Things to do:
1) In the news article on China's organ donation pilot, who will choose the most suitable recipient when an organ becomes available under the new system?
2) Pick up the news article on China's organ donation pilot after its final sentence and write the next paragraph.

The pilot will test a new national post-death organ donation system comprising administration, decisions on organ recipients, enhanced after-surgery visits and subsidies for needy donors.

The list of pilot participants in the new China Organ Donation System was announced at a conference held in Shanghai by the Red Cross Society of China and the Ministry of Health. The two-day session ended yesterday.

The system, run by the national and provincial Red Cross, will follow international practices for open, fair and impartial organ management and should help reduce the black market for body parts that exists in the face of a severe organ shortage, officials said.

"Previously, the hospitals decided on organ recipients, which could result in under-the-table practices," Vice Health Minister Huang Jiefu said.

China performs the second-highest number of organ transplants in the world, following the United States. Hospitals had conducted 86,800 kidney and 14,643 liver transplants by the end of last year, along with 717 heart, 165 lung, 17 small intestine and 209 pancreas-kidney transplants.

The need is much larger. There are about 1.5 million Chinese patients waiting for organ transplants every year, but the short supply limits transplant surgeries to only around 10,000, according to official estimates.

Under the new system, all hospitals must report their patients and demands for organs to the provincial Red Cross, which will choose the most suitable recipient when an organ is available.

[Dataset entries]
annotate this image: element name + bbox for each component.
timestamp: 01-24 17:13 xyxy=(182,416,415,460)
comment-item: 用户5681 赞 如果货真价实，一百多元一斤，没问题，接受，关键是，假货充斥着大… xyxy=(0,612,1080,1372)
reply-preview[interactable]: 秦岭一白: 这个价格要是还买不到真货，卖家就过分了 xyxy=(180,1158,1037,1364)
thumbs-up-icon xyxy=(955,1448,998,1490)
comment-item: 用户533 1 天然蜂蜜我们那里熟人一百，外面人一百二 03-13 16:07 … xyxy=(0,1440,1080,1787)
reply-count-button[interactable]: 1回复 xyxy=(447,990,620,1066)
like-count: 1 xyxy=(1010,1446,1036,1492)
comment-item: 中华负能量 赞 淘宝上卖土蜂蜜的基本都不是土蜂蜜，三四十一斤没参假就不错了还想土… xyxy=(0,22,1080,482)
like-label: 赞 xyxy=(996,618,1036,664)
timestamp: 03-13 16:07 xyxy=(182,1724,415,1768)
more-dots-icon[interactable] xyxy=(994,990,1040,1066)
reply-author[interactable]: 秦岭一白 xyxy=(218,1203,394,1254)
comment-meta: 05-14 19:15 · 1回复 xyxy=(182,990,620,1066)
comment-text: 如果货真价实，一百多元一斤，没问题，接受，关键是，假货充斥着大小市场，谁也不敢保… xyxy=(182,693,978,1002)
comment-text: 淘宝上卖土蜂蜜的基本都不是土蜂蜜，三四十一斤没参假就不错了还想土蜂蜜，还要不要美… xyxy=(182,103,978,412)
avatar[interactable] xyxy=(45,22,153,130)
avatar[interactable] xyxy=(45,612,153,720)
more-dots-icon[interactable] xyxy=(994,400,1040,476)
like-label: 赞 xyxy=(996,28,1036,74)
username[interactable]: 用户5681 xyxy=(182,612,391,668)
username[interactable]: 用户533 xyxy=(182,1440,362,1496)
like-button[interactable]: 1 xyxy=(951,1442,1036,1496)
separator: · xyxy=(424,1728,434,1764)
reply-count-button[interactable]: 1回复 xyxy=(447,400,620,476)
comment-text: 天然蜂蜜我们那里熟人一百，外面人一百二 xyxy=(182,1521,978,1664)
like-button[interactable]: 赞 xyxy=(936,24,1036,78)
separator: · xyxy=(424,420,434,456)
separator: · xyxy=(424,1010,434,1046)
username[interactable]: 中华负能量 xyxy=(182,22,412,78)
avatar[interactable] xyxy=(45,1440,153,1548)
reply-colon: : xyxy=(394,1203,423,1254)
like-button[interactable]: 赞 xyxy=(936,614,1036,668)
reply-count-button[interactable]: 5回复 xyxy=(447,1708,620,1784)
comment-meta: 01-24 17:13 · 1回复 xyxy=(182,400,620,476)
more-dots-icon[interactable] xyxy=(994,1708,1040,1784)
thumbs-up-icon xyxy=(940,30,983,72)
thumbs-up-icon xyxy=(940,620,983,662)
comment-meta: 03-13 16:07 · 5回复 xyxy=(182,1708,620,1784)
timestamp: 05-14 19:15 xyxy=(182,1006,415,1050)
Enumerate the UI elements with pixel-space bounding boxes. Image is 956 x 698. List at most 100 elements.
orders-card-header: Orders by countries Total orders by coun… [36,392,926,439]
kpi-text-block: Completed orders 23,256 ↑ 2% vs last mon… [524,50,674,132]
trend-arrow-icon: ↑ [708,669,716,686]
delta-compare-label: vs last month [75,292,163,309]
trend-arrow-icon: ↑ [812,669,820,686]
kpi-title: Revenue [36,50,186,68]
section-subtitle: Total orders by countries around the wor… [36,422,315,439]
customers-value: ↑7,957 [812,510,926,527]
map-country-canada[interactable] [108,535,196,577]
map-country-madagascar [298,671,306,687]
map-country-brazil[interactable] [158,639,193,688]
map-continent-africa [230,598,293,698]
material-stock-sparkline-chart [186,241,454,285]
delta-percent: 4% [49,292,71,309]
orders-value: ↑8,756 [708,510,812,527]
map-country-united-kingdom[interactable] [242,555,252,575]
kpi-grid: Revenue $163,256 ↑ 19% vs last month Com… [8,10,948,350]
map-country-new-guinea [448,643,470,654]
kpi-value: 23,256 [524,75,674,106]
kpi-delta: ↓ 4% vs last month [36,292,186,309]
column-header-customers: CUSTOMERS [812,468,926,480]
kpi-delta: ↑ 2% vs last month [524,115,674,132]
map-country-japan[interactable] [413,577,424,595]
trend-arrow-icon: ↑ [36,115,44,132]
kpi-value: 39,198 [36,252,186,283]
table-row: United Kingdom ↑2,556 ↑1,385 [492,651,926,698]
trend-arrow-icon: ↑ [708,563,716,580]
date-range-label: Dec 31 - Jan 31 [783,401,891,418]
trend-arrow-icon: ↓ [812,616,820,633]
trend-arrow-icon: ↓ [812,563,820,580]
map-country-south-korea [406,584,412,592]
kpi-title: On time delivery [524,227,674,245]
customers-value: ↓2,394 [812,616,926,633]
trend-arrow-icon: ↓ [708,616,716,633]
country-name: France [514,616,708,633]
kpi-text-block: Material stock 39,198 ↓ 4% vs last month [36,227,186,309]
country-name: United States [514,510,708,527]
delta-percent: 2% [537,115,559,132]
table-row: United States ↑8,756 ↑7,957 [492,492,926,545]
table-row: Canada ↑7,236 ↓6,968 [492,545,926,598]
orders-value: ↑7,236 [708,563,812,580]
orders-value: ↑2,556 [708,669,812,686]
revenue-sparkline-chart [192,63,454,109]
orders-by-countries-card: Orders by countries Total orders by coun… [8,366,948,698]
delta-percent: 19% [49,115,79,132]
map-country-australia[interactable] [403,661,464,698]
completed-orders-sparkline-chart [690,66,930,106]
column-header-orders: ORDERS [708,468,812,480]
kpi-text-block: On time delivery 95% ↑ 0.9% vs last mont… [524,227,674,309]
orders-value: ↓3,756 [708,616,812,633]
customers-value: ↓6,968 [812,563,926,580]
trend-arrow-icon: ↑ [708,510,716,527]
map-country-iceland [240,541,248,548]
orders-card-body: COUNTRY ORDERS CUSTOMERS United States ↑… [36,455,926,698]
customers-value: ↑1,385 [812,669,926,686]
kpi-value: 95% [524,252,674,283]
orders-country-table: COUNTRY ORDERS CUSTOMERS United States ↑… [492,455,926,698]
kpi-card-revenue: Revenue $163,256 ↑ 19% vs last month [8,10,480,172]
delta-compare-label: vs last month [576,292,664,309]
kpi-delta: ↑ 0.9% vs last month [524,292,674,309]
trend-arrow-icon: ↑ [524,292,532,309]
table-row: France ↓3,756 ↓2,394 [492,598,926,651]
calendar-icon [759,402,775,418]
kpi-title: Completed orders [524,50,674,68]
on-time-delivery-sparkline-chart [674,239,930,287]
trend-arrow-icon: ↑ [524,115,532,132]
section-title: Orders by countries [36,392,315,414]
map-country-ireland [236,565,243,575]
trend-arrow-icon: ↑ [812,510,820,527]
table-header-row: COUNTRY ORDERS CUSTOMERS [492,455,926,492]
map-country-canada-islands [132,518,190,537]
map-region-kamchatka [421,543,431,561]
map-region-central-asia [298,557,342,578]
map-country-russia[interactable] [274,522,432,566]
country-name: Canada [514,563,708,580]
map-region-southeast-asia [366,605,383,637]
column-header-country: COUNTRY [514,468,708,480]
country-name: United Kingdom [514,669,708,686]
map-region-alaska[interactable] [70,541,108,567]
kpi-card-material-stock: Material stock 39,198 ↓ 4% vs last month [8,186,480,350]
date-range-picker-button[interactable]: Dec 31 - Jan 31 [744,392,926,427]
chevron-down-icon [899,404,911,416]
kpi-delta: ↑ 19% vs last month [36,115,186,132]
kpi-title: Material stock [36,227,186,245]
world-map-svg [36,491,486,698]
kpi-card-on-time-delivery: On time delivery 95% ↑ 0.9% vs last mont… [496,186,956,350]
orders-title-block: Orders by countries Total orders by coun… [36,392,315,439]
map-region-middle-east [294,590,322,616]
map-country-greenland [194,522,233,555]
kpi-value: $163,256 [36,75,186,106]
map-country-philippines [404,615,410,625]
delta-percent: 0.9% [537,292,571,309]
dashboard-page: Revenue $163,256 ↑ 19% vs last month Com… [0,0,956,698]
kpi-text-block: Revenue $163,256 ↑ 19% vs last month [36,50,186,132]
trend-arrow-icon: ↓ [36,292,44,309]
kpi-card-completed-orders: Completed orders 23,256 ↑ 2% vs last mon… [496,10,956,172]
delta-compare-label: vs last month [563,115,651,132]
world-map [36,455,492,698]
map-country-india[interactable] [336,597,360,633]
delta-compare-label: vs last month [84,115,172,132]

Answers provided:
1) The provincial Red Cross.

2)
Dr Fan Jia, a liver transplant expert and vice president of Shanghai's Zhongshan Hospital, was among those praising the new system.

"A national system can better regulate the source and use of organs," he said.

China has no laws allowing organs to be harvested in a brain-dead patient; doctors must wait for the heart to stop beating.

The Ministry of Health is now considering standards for brain death, which could open up a greater source for donor organs.

"Key organs like the liver must be taken five minutes after the heart stops, or they are useless," Fan said. "The new system means we can get information from a wider range of hospitals about possible donors."

In addition, the network will also provide compensation for post-death organ donations when surviving family members are facing financial difficulty.

The subsidies should help eliminate black-market organ sales, officials said.